----- DATA TO USE -----
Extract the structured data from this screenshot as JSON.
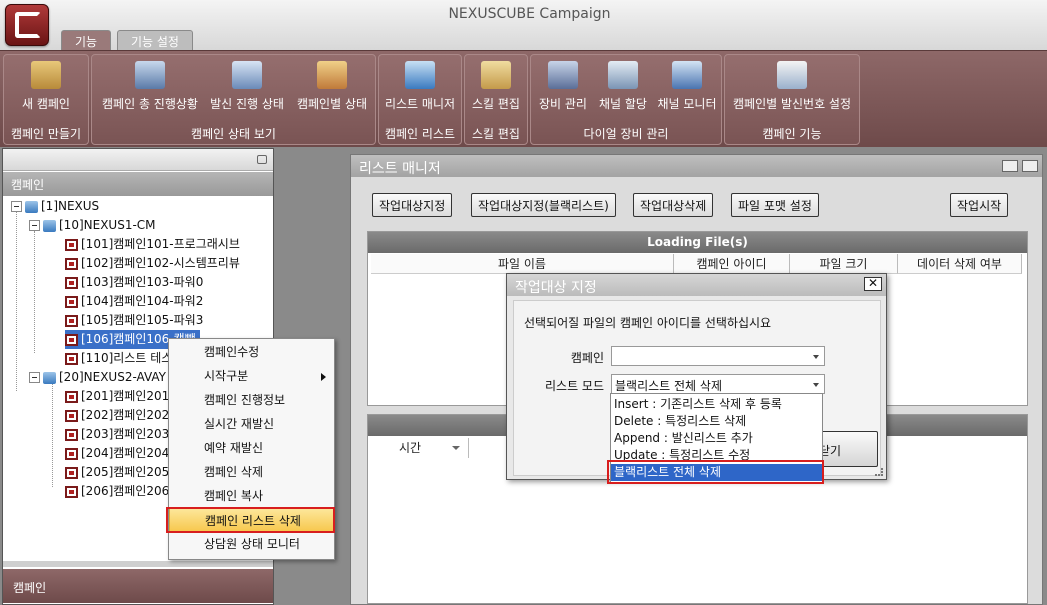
{
  "app": {
    "title": "NEXUSCUBE Campaign",
    "tabs": [
      "기능",
      "기능 설정"
    ]
  },
  "ribbon": {
    "groups": [
      {
        "label": "캠페인 만들기",
        "buttons": [
          {
            "label": "새 캠페인",
            "icon": "new-campaign-icon"
          }
        ]
      },
      {
        "label": "캠페인 상태 보기",
        "buttons": [
          {
            "label": "캠페인 총 진행상황",
            "icon": "campaign-progress-icon"
          },
          {
            "label": "발신 진행 상태",
            "icon": "dial-status-icon"
          },
          {
            "label": "캠페인별 상태",
            "icon": "campaign-status-icon"
          }
        ]
      },
      {
        "label": "캠페인 리스트",
        "buttons": [
          {
            "label": "리스트 매니저",
            "icon": "list-manager-icon"
          }
        ]
      },
      {
        "label": "스킬 편집",
        "buttons": [
          {
            "label": "스킬 편집",
            "icon": "skill-edit-icon"
          }
        ]
      },
      {
        "label": "다이얼 장비 관리",
        "buttons": [
          {
            "label": "장비 관리",
            "icon": "equipment-icon"
          },
          {
            "label": "채널 할당",
            "icon": "channel-assign-icon"
          },
          {
            "label": "채널 모니터",
            "icon": "channel-monitor-icon"
          }
        ]
      },
      {
        "label": "캠페인 기능",
        "buttons": [
          {
            "label": "캠페인별 발신번호 설정",
            "icon": "caller-id-settings-icon"
          }
        ]
      }
    ]
  },
  "left_panel": {
    "header": "캠페인",
    "footer": "캠페인",
    "tree": [
      "[1]NEXUS",
      "[10]NEXUS1-CM",
      "[101]캠페인101-프로그래시브",
      "[102]캠페인102-시스템프리뷰",
      "[103]캠페인103-파워0",
      "[104]캠페인104-파워2",
      "[105]캠페인105-파워3",
      "[106]캠페인106-캠빽",
      "[110]리스트 테스",
      "[20]NEXUS2-AVAY",
      "[201]캠페인201",
      "[202]캠페인202",
      "[203]캠페인203",
      "[204]캠페인204",
      "[205]캠페인205",
      "[206]캠페인206"
    ]
  },
  "context_menu": {
    "items": [
      "캠페인수정",
      "시작구분",
      "캠페인 진행정보",
      "실시간 재발신",
      "예약 재발신",
      "캠페인 삭제",
      "캠페인 복사",
      "캠페인 리스트 삭제",
      "상담원 상태 모니터"
    ],
    "highlighted": "캠페인 리스트 삭제"
  },
  "list_manager": {
    "title": "리스트 매니저",
    "buttons": [
      "작업대상지정",
      "작업대상지정(블랙리스트)",
      "작업대상삭제",
      "파일 포맷 설정",
      "작업시작"
    ],
    "files_header": "Loading File(s)",
    "columns": [
      "파일 이름",
      "캠페인 아이디",
      "파일 크기",
      "데이터 삭제 여부"
    ],
    "log_column": "시간"
  },
  "dialog": {
    "title": "작업대상 지정",
    "message": "선택되어질 파일의 캠페인 아이디를 선택하십시요",
    "campaign_label": "캠페인",
    "campaign_value": "",
    "mode_label": "리스트 모드",
    "mode_value": "블랙리스트 전체 삭제",
    "close_button": "닫기",
    "mode_options": [
      "Insert : 기존리스트 삭제 후 등록",
      "Delete : 특정리스트 삭제",
      "Append : 발신리스트 추가",
      "Update : 특정리스트 수정",
      "블랙리스트 전체 삭제"
    ],
    "selected_option": "블랙리스트 전체 삭제"
  },
  "colors": {
    "ribbon": "#7e5a5a",
    "selection": "#2e66c8",
    "highlight_box": "#d81e1e",
    "menu_highlight": "#f7c84f"
  }
}
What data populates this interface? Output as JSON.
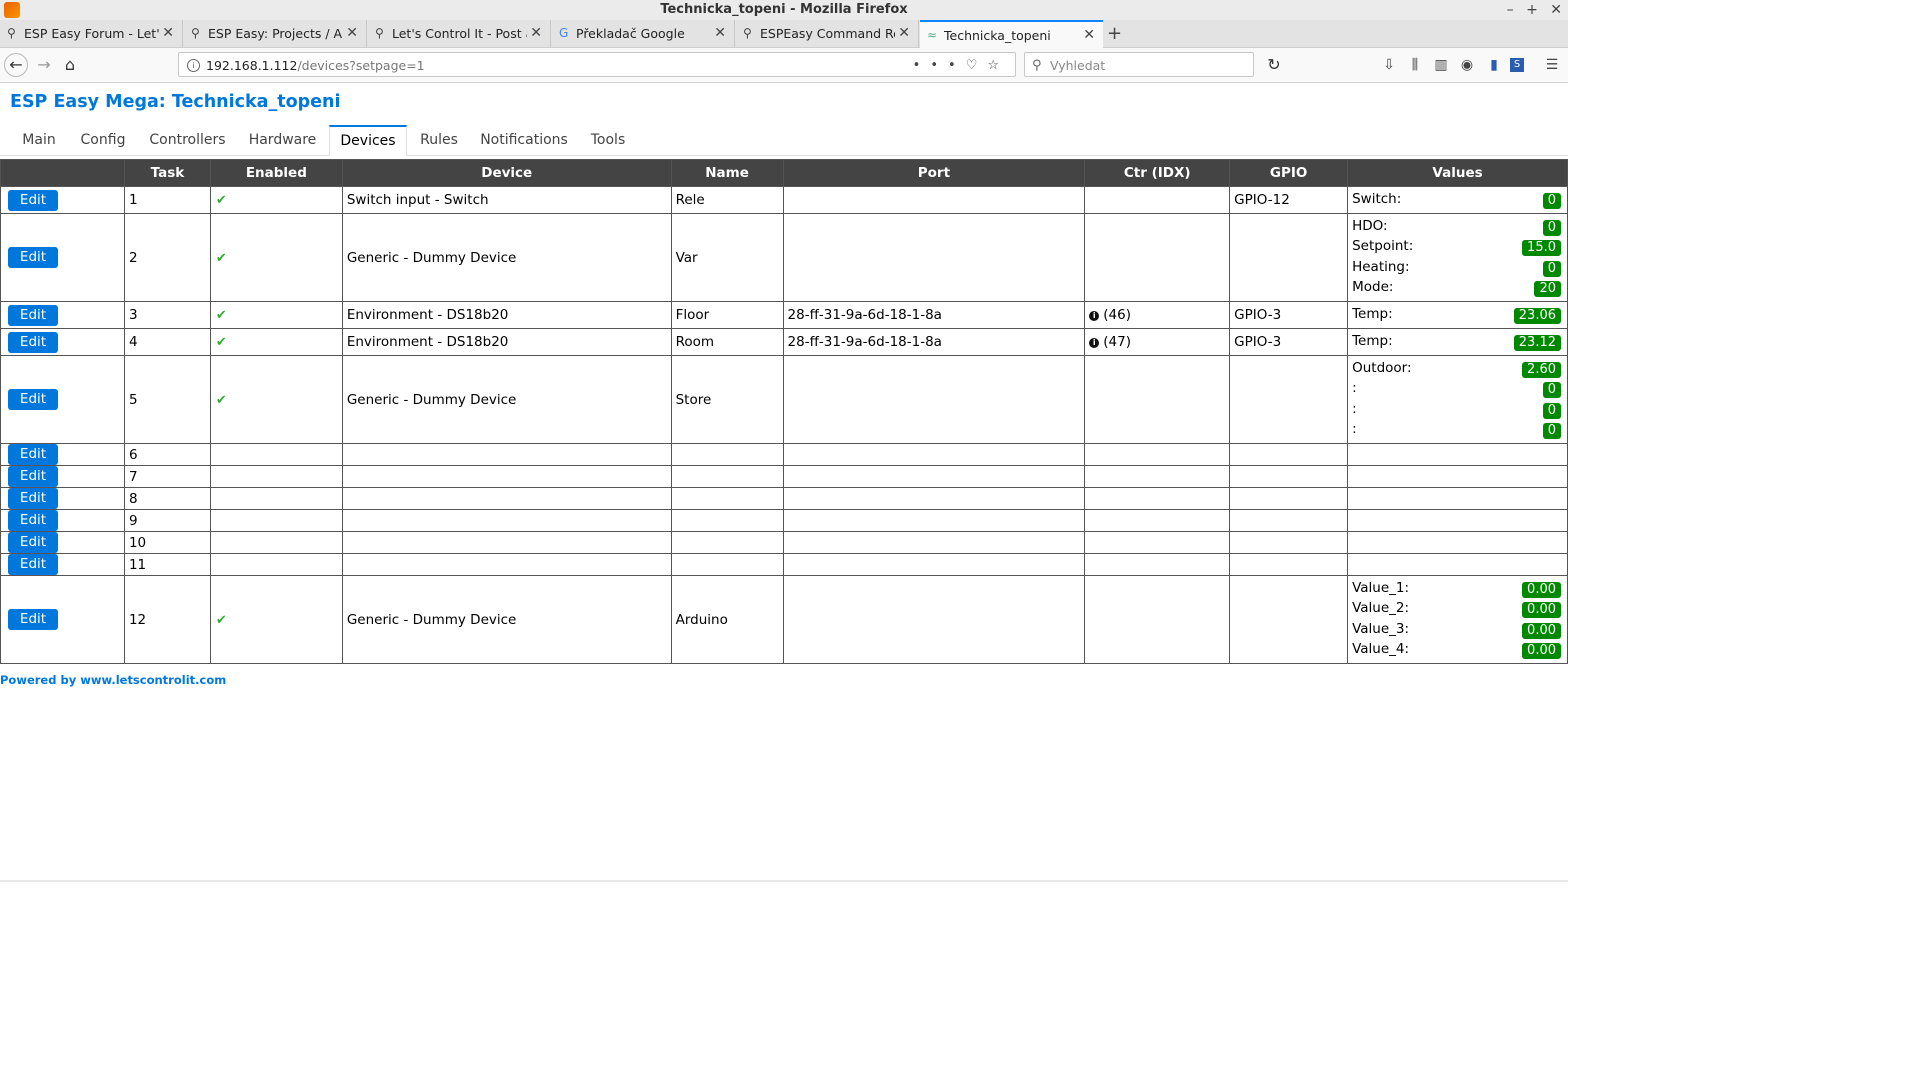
{
  "window": {
    "title": "Technicka_topeni - Mozilla Firefox",
    "controls": [
      "–",
      "+",
      "✕"
    ]
  },
  "tabs": [
    {
      "label": "ESP Easy Forum - Let's Control It",
      "icon": "letscontrolit-icon"
    },
    {
      "label": "ESP Easy: Projects / Applications",
      "icon": "letscontrolit-icon"
    },
    {
      "label": "Let's Control It - Post a reply",
      "icon": "letscontrolit-icon"
    },
    {
      "label": "Překladač Google",
      "icon": "google-translate-icon"
    },
    {
      "label": "ESPEasy Command Reference",
      "icon": "letscontrolit-icon"
    },
    {
      "label": "Technicka_topeni",
      "icon": "espeasy-icon",
      "active": true
    }
  ],
  "navbar": {
    "url_host": "192.168.1.112",
    "url_path": "/devices?setpage=1",
    "search_placeholder": "Vyhledat"
  },
  "page": {
    "title": "ESP Easy Mega: Technicka_topeni",
    "menu": [
      "Main",
      "Config",
      "Controllers",
      "Hardware",
      "Devices",
      "Rules",
      "Notifications",
      "Tools"
    ],
    "active_menu": "Devices",
    "table": {
      "headers": [
        "",
        "Task",
        "Enabled",
        "Device",
        "Name",
        "Port",
        "Ctr (IDX)",
        "GPIO",
        "Values"
      ],
      "edit_label": "Edit",
      "check_mark": "✔",
      "ctr_icon_glyph": "i",
      "rows": [
        {
          "task": "1",
          "enabled": true,
          "device": "Switch input - Switch",
          "name": "Rele",
          "port": "",
          "ctr": "",
          "gpio": "GPIO-12",
          "values": [
            {
              "name": "Switch:",
              "value": "0"
            }
          ]
        },
        {
          "task": "2",
          "enabled": true,
          "device": "Generic - Dummy Device",
          "name": "Var",
          "port": "",
          "ctr": "",
          "gpio": "",
          "values": [
            {
              "name": "HDO:",
              "value": "0"
            },
            {
              "name": "Setpoint:",
              "value": "15.0"
            },
            {
              "name": "Heating:",
              "value": "0"
            },
            {
              "name": "Mode:",
              "value": "20"
            }
          ]
        },
        {
          "task": "3",
          "enabled": true,
          "device": "Environment - DS18b20",
          "name": "Floor",
          "port": "28-ff-31-9a-6d-18-1-8a",
          "ctr": "(46)",
          "gpio": "GPIO-3",
          "values": [
            {
              "name": "Temp:",
              "value": "23.06"
            }
          ]
        },
        {
          "task": "4",
          "enabled": true,
          "device": "Environment - DS18b20",
          "name": "Room",
          "port": "28-ff-31-9a-6d-18-1-8a",
          "ctr": "(47)",
          "gpio": "GPIO-3",
          "values": [
            {
              "name": "Temp:",
              "value": "23.12"
            }
          ]
        },
        {
          "task": "5",
          "enabled": true,
          "device": "Generic - Dummy Device",
          "name": "Store",
          "port": "",
          "ctr": "",
          "gpio": "",
          "values": [
            {
              "name": "Outdoor:",
              "value": "2.60"
            },
            {
              "name": ":",
              "value": "0"
            },
            {
              "name": ":",
              "value": "0"
            },
            {
              "name": ":",
              "value": "0"
            }
          ]
        },
        {
          "task": "6",
          "enabled": false,
          "device": "",
          "name": "",
          "port": "",
          "ctr": "",
          "gpio": "",
          "values": []
        },
        {
          "task": "7",
          "enabled": false,
          "device": "",
          "name": "",
          "port": "",
          "ctr": "",
          "gpio": "",
          "values": []
        },
        {
          "task": "8",
          "enabled": false,
          "device": "",
          "name": "",
          "port": "",
          "ctr": "",
          "gpio": "",
          "values": []
        },
        {
          "task": "9",
          "enabled": false,
          "device": "",
          "name": "",
          "port": "",
          "ctr": "",
          "gpio": "",
          "values": []
        },
        {
          "task": "10",
          "enabled": false,
          "device": "",
          "name": "",
          "port": "",
          "ctr": "",
          "gpio": "",
          "values": []
        },
        {
          "task": "11",
          "enabled": false,
          "device": "",
          "name": "",
          "port": "",
          "ctr": "",
          "gpio": "",
          "values": []
        },
        {
          "task": "12",
          "enabled": true,
          "device": "Generic - Dummy Device",
          "name": "Arduino",
          "port": "",
          "ctr": "",
          "gpio": "",
          "values": [
            {
              "name": "Value_1:",
              "value": "0.00"
            },
            {
              "name": "Value_2:",
              "value": "0.00"
            },
            {
              "name": "Value_3:",
              "value": "0.00"
            },
            {
              "name": "Value_4:",
              "value": "0.00"
            }
          ]
        }
      ]
    },
    "footer": "Powered by www.letscontrolit.com"
  },
  "colors": {
    "accent": "#0077dd",
    "badge": "#008800",
    "header_bg": "#444444",
    "check": "#33aa33"
  }
}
-----
TO DO:
Search the listing for the word "블랙리스트". Copy every line in which it occurs.

WRITTEN RESPONSE:
      "작업대상지정(블랙리스트)",
    "mode_value": "블랙리스트 전체 삭제",
      "블랙리스트 전체 삭제"
    "selected_option": "블랙리스트 전체 삭제"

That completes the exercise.